→ WHAT YOU SHOULD DO: Would you print the records below word for word, without the pictures?
-=-=-
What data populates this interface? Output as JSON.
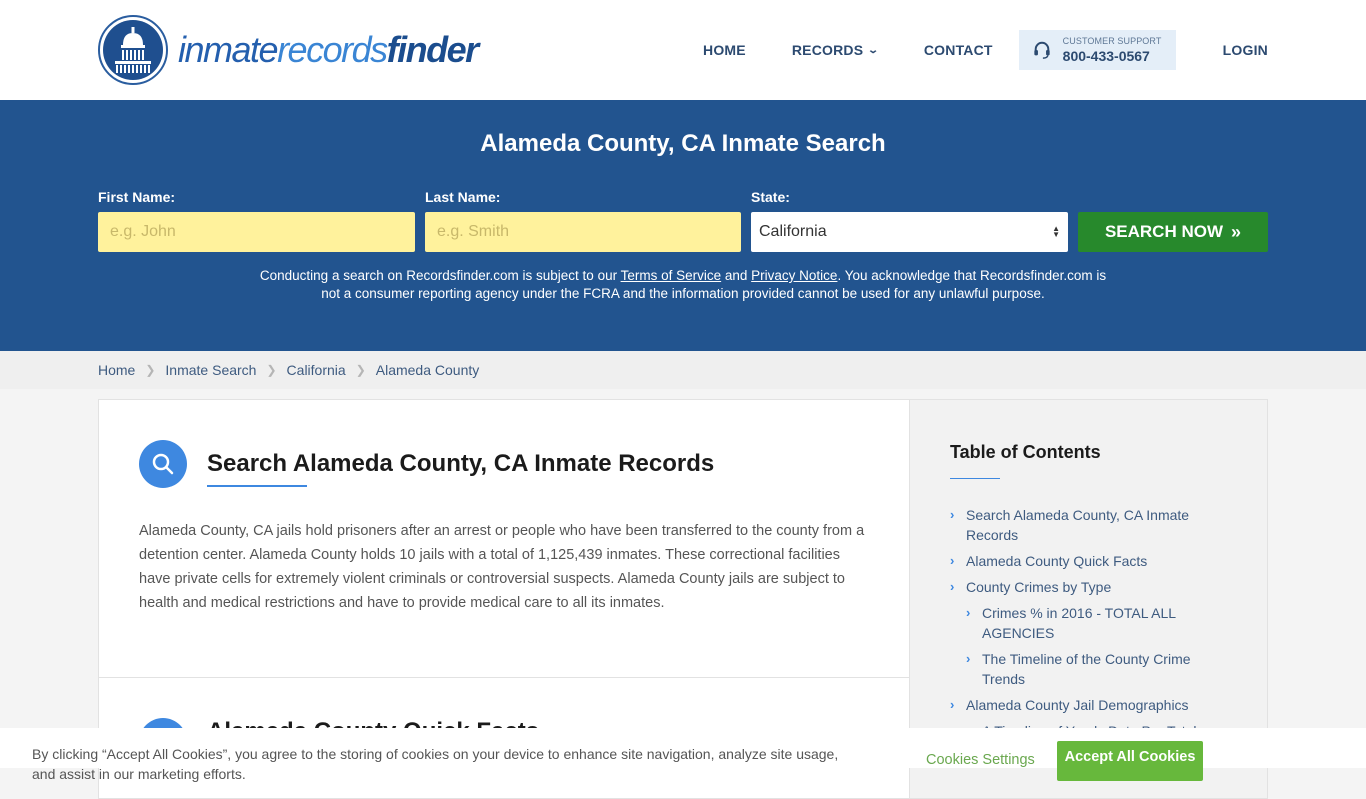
{
  "brand": {
    "logo_part1": "inmate",
    "logo_part2": "records",
    "logo_part3": "finder",
    "logo_icon": "capitol-dome-icon",
    "primary_color": "#22548f",
    "accent_color": "#3e88e0",
    "cta_color": "#27892c"
  },
  "nav": {
    "home": "HOME",
    "records": "RECORDS",
    "contact": "CONTACT",
    "support_label": "CUSTOMER SUPPORT",
    "support_phone": "800-433-0567",
    "support_icon": "headset-icon",
    "login": "LOGIN"
  },
  "hero": {
    "title": "Alameda County, CA Inmate Search",
    "first_name_label": "First Name:",
    "first_name_placeholder": "e.g. John",
    "first_name_value": "",
    "last_name_label": "Last Name:",
    "last_name_placeholder": "e.g. Smith",
    "last_name_value": "",
    "state_label": "State:",
    "state_value": "California",
    "search_button": "SEARCH NOW",
    "search_button_icon": "»",
    "disclaimer_part1": "Conducting a search on Recordsfinder.com is subject to our ",
    "terms_link": "Terms of Service",
    "disclaimer_and": " and ",
    "privacy_link": "Privacy Notice",
    "disclaimer_part2": ". You acknowledge that Recordsfinder.com is not a consumer reporting agency under the FCRA and the information provided cannot be used for any unlawful purpose."
  },
  "breadcrumb": [
    "Home",
    "Inmate Search",
    "California",
    "Alameda County"
  ],
  "content": {
    "section1_title": "Search Alameda County, CA Inmate Records",
    "section1_body": "Alameda County, CA jails hold prisoners after an arrest or people who have been transferred to the county from a detention center. Alameda County holds 10 jails with a total of 1,125,439 inmates. These correctional facilities have private cells for extremely violent criminals or controversial suspects. Alameda County jails are subject to health and medical restrictions and have to provide medical care to all its inmates.",
    "section2_title": "Alameda County Quick Facts"
  },
  "toc": {
    "title": "Table of Contents",
    "items": [
      {
        "label": "Search Alameda County, CA Inmate Records",
        "level": 1
      },
      {
        "label": "Alameda County Quick Facts",
        "level": 1
      },
      {
        "label": "County Crimes by Type",
        "level": 1
      },
      {
        "label": "Crimes % in 2016 - TOTAL ALL AGENCIES",
        "level": 2
      },
      {
        "label": "The Timeline of the County Crime Trends",
        "level": 2
      },
      {
        "label": "Alameda County Jail Demographics",
        "level": 1
      },
      {
        "label": "A Timeline of Yearly Data Per Total",
        "level": 2
      }
    ]
  },
  "cookie": {
    "text": "By clicking “Accept All Cookies”, you agree to the storing of cookies on your device to enhance site navigation, analyze site usage, and assist in our marketing efforts.",
    "settings_button": "Cookies Settings",
    "accept_button": "Accept All Cookies"
  }
}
-=-=-
→ RESULT:
What data populates this interface? Output as JSON.
{
  "brand": {
    "logo_part1": "inmate",
    "logo_part2": "records",
    "logo_part3": "finder",
    "logo_icon": "capitol-dome-icon",
    "primary_color": "#22548f",
    "accent_color": "#3e88e0",
    "cta_color": "#27892c"
  },
  "nav": {
    "home": "HOME",
    "records": "RECORDS",
    "contact": "CONTACT",
    "support_label": "CUSTOMER SUPPORT",
    "support_phone": "800-433-0567",
    "support_icon": "headset-icon",
    "login": "LOGIN"
  },
  "hero": {
    "title": "Alameda County, CA Inmate Search",
    "first_name_label": "First Name:",
    "first_name_placeholder": "e.g. John",
    "first_name_value": "",
    "last_name_label": "Last Name:",
    "last_name_placeholder": "e.g. Smith",
    "last_name_value": "",
    "state_label": "State:",
    "state_value": "California",
    "search_button": "SEARCH NOW",
    "search_button_icon": "»",
    "disclaimer_part1": "Conducting a search on Recordsfinder.com is subject to our ",
    "terms_link": "Terms of Service",
    "disclaimer_and": " and ",
    "privacy_link": "Privacy Notice",
    "disclaimer_part2": ". You acknowledge that Recordsfinder.com is not a consumer reporting agency under the FCRA and the information provided cannot be used for any unlawful purpose."
  },
  "breadcrumb": [
    "Home",
    "Inmate Search",
    "California",
    "Alameda County"
  ],
  "content": {
    "section1_title": "Search Alameda County, CA Inmate Records",
    "section1_body": "Alameda County, CA jails hold prisoners after an arrest or people who have been transferred to the county from a detention center. Alameda County holds 10 jails with a total of 1,125,439 inmates. These correctional facilities have private cells for extremely violent criminals or controversial suspects. Alameda County jails are subject to health and medical restrictions and have to provide medical care to all its inmates.",
    "section2_title": "Alameda County Quick Facts"
  },
  "toc": {
    "title": "Table of Contents",
    "items": [
      {
        "label": "Search Alameda County, CA Inmate Records",
        "level": 1
      },
      {
        "label": "Alameda County Quick Facts",
        "level": 1
      },
      {
        "label": "County Crimes by Type",
        "level": 1
      },
      {
        "label": "Crimes % in 2016 - TOTAL ALL AGENCIES",
        "level": 2
      },
      {
        "label": "The Timeline of the County Crime Trends",
        "level": 2
      },
      {
        "label": "Alameda County Jail Demographics",
        "level": 1
      },
      {
        "label": "A Timeline of Yearly Data Per Total",
        "level": 2
      }
    ]
  },
  "cookie": {
    "text": "By clicking “Accept All Cookies”, you agree to the storing of cookies on your device to enhance site navigation, analyze site usage, and assist in our marketing efforts.",
    "settings_button": "Cookies Settings",
    "accept_button": "Accept All Cookies"
  }
}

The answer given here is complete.